### INSTRUCTIONS FOR THE TASK:
Print the whole listing exactly.

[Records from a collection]

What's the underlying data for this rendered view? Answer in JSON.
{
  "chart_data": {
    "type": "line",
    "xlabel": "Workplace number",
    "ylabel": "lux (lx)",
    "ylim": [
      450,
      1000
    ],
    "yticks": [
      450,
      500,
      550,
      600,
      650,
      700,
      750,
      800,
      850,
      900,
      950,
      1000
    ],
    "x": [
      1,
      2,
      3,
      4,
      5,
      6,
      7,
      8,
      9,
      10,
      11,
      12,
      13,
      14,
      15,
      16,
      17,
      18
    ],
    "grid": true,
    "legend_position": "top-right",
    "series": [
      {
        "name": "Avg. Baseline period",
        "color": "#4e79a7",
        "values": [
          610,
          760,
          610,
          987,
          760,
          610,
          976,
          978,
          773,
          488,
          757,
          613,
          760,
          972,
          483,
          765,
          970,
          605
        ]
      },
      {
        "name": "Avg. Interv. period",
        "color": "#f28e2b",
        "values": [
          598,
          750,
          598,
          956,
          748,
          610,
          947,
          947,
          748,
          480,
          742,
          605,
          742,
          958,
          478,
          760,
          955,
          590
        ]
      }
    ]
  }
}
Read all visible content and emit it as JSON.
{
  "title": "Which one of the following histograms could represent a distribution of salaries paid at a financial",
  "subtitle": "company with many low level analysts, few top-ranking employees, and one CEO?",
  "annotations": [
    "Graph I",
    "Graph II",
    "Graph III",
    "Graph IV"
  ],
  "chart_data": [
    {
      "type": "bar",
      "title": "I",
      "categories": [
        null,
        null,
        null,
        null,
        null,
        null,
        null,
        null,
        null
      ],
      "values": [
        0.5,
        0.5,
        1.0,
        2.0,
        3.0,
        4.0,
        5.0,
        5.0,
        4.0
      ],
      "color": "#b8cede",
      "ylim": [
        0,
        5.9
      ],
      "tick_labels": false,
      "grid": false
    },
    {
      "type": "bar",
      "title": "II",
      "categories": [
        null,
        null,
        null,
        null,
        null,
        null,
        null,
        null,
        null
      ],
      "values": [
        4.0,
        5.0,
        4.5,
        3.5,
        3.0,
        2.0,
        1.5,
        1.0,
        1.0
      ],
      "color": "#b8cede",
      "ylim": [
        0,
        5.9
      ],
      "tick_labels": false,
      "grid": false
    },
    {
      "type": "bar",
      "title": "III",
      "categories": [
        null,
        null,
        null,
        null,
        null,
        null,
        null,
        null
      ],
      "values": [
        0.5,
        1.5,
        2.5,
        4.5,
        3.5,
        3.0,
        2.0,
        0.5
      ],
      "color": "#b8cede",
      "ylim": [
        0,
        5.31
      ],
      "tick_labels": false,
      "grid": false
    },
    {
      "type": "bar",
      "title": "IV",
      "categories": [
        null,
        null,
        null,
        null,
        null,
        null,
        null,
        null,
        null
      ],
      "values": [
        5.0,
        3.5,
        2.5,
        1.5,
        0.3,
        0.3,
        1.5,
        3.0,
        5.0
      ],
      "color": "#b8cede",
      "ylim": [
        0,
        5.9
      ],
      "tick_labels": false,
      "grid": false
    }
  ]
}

### ANSWER TO THE EXERCISE:
What's the underlying data for this rendered view? Answer in JSON.
{
  "chart_data": {
    "type": "line",
    "xlabel": "Workplace number",
    "ylabel": "lux (lx)",
    "ylim": [
      450,
      1000
    ],
    "yticks": [
      450,
      500,
      550,
      600,
      650,
      700,
      750,
      800,
      850,
      900,
      950,
      1000
    ],
    "x": [
      1,
      2,
      3,
      4,
      5,
      6,
      7,
      8,
      9,
      10,
      11,
      12,
      13,
      14,
      15,
      16,
      17,
      18
    ],
    "grid": true,
    "legend_position": "top-right",
    "series": [
      {
        "name": "Avg. Baseline period",
        "color": "#4e79a7",
        "values": [
          610,
          760,
          610,
          987,
          760,
          610,
          976,
          978,
          773,
          488,
          757,
          613,
          760,
          972,
          483,
          765,
          970,
          605
        ]
      },
      {
        "name": "Avg. Interv. period",
        "color": "#f28e2b",
        "values": [
          598,
          750,
          598,
          956,
          748,
          610,
          947,
          947,
          748,
          480,
          742,
          605,
          742,
          958,
          478,
          760,
          955,
          590
        ]
      }
    ]
  }
}
Read all visible content and emit it as JSON.
{
  "title": "Which one of the following histograms could represent a distribution of salaries paid at a financial",
  "subtitle": "company with many low level analysts, few top-ranking employees, and one CEO?",
  "annotations": [
    "Graph I",
    "Graph II",
    "Graph III",
    "Graph IV"
  ],
  "chart_data": [
    {
      "type": "bar",
      "title": "I",
      "categories": [
        null,
        null,
        null,
        null,
        null,
        null,
        null,
        null,
        null
      ],
      "values": [
        0.5,
        0.5,
        1.0,
        2.0,
        3.0,
        4.0,
        5.0,
        5.0,
        4.0
      ],
      "color": "#b8cede",
      "ylim": [
        0,
        5.9
      ],
      "tick_labels": false,
      "grid": false
    },
    {
      "type": "bar",
      "title": "II",
      "categories": [
        null,
        null,
        null,
        null,
        null,
        null,
        null,
        null,
        null
      ],
      "values": [
        4.0,
        5.0,
        4.5,
        3.5,
        3.0,
        2.0,
        1.5,
        1.0,
        1.0
      ],
      "color": "#b8cede",
      "ylim": [
        0,
        5.9
      ],
      "tick_labels": false,
      "grid": false
    },
    {
      "type": "bar",
      "title": "III",
      "categories": [
        null,
        null,
        null,
        null,
        null,
        null,
        null,
        null
      ],
      "values": [
        0.5,
        1.5,
        2.5,
        4.5,
        3.5,
        3.0,
        2.0,
        0.5
      ],
      "color": "#b8cede",
      "ylim": [
        0,
        5.31
      ],
      "tick_labels": false,
      "grid": false
    },
    {
      "type": "bar",
      "title": "IV",
      "categories": [
        null,
        null,
        null,
        null,
        null,
        null,
        null,
        null,
        null
      ],
      "values": [
        5.0,
        3.5,
        2.5,
        1.5,
        0.3,
        0.3,
        1.5,
        3.0,
        5.0
      ],
      "color": "#b8cede",
      "ylim": [
        0,
        5.9
      ],
      "tick_labels": false,
      "grid": false
    }
  ]
}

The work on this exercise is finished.